▸ Required task: Give the entries again, word for word.

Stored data
-*-*-

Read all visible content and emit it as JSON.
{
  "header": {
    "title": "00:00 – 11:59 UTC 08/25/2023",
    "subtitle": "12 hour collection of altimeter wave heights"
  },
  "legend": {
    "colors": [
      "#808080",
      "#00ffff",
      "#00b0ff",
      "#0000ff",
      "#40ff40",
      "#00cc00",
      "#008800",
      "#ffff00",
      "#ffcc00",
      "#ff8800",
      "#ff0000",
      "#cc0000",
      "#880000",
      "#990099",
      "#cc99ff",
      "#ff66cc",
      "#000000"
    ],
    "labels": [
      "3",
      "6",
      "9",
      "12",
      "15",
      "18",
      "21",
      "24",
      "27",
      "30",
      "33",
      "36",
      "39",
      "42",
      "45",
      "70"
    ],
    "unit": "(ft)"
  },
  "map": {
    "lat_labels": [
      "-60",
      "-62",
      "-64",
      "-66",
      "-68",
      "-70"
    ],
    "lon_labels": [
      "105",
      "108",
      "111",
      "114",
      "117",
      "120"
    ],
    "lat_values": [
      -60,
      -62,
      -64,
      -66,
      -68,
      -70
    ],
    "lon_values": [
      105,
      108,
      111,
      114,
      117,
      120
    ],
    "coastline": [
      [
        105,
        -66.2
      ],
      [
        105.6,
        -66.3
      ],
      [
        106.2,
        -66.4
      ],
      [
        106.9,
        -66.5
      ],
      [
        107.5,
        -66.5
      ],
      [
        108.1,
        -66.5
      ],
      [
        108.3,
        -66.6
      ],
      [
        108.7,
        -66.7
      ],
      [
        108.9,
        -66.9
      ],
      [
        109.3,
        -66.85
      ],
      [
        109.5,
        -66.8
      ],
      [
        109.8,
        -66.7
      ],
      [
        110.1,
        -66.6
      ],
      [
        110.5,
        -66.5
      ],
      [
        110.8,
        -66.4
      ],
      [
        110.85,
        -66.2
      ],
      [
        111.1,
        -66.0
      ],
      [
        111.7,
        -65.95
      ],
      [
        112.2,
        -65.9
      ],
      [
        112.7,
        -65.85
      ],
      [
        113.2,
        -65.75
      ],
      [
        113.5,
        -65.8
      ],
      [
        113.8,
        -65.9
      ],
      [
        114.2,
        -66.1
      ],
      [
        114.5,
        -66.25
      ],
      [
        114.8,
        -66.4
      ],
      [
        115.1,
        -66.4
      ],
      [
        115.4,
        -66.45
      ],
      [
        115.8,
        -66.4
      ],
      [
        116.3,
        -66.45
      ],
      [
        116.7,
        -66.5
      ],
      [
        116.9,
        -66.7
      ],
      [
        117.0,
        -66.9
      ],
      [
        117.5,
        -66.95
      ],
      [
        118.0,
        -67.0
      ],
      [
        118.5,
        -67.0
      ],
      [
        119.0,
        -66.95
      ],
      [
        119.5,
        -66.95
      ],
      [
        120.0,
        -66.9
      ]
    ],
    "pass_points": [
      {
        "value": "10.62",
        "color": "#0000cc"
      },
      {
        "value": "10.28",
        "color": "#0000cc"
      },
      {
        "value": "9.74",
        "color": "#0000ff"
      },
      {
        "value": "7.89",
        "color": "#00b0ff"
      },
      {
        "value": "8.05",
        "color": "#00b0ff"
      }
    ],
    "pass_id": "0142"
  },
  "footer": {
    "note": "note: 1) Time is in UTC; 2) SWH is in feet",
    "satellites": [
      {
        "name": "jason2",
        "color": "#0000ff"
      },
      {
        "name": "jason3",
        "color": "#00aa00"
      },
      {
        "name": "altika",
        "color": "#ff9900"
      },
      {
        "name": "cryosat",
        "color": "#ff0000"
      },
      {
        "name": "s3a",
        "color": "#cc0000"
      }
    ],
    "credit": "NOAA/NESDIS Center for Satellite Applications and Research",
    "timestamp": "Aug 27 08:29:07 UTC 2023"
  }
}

-*-*-

▸ The output:
Read all visible content and emit it as JSON.
{
  "header": {
    "title": "00:00 – 11:59 UTC 08/25/2023",
    "subtitle": "12 hour collection of altimeter wave heights"
  },
  "legend": {
    "colors": [
      "#808080",
      "#00ffff",
      "#00b0ff",
      "#0000ff",
      "#40ff40",
      "#00cc00",
      "#008800",
      "#ffff00",
      "#ffcc00",
      "#ff8800",
      "#ff0000",
      "#cc0000",
      "#880000",
      "#990099",
      "#cc99ff",
      "#ff66cc",
      "#000000"
    ],
    "labels": [
      "3",
      "6",
      "9",
      "12",
      "15",
      "18",
      "21",
      "24",
      "27",
      "30",
      "33",
      "36",
      "39",
      "42",
      "45",
      "70"
    ],
    "unit": "(ft)"
  },
  "map": {
    "lat_labels": [
      "-60",
      "-62",
      "-64",
      "-66",
      "-68",
      "-70"
    ],
    "lon_labels": [
      "105",
      "108",
      "111",
      "114",
      "117",
      "120"
    ],
    "lat_values": [
      -60,
      -62,
      -64,
      -66,
      -68,
      -70
    ],
    "lon_values": [
      105,
      108,
      111,
      114,
      117,
      120
    ],
    "coastline": [
      [
        105,
        -66.2
      ],
      [
        105.6,
        -66.3
      ],
      [
        106.2,
        -66.4
      ],
      [
        106.9,
        -66.5
      ],
      [
        107.5,
        -66.5
      ],
      [
        108.1,
        -66.5
      ],
      [
        108.3,
        -66.6
      ],
      [
        108.7,
        -66.7
      ],
      [
        108.9,
        -66.9
      ],
      [
        109.3,
        -66.85
      ],
      [
        109.5,
        -66.8
      ],
      [
        109.8,
        -66.7
      ],
      [
        110.1,
        -66.6
      ],
      [
        110.5,
        -66.5
      ],
      [
        110.8,
        -66.4
      ],
      [
        110.85,
        -66.2
      ],
      [
        111.1,
        -66.0
      ],
      [
        111.7,
        -65.95
      ],
      [
        112.2,
        -65.9
      ],
      [
        112.7,
        -65.85
      ],
      [
        113.2,
        -65.75
      ],
      [
        113.5,
        -65.8
      ],
      [
        113.8,
        -65.9
      ],
      [
        114.2,
        -66.1
      ],
      [
        114.5,
        -66.25
      ],
      [
        114.8,
        -66.4
      ],
      [
        115.1,
        -66.4
      ],
      [
        115.4,
        -66.45
      ],
      [
        115.8,
        -66.4
      ],
      [
        116.3,
        -66.45
      ],
      [
        116.7,
        -66.5
      ],
      [
        116.9,
        -66.7
      ],
      [
        117.0,
        -66.9
      ],
      [
        117.5,
        -66.95
      ],
      [
        118.0,
        -67.0
      ],
      [
        118.5,
        -67.0
      ],
      [
        119.0,
        -66.95
      ],
      [
        119.5,
        -66.95
      ],
      [
        120.0,
        -66.9
      ]
    ],
    "pass_points": [
      {
        "value": "10.62",
        "color": "#0000cc"
      },
      {
        "value": "10.28",
        "color": "#0000cc"
      },
      {
        "value": "9.74",
        "color": "#0000ff"
      },
      {
        "value": "7.89",
        "color": "#00b0ff"
      },
      {
        "value": "8.05",
        "color": "#00b0ff"
      }
    ],
    "pass_id": "0142"
  },
  "footer": {
    "note": "note: 1) Time is in UTC; 2) SWH is in feet",
    "satellites": [
      {
        "name": "jason2",
        "color": "#0000ff"
      },
      {
        "name": "jason3",
        "color": "#00aa00"
      },
      {
        "name": "altika",
        "color": "#ff9900"
      },
      {
        "name": "cryosat",
        "color": "#ff0000"
      },
      {
        "name": "s3a",
        "color": "#cc0000"
      }
    ],
    "credit": "NOAA/NESDIS Center for Satellite Applications and Research",
    "timestamp": "Aug 27 08:29:07 UTC 2023"
  }
}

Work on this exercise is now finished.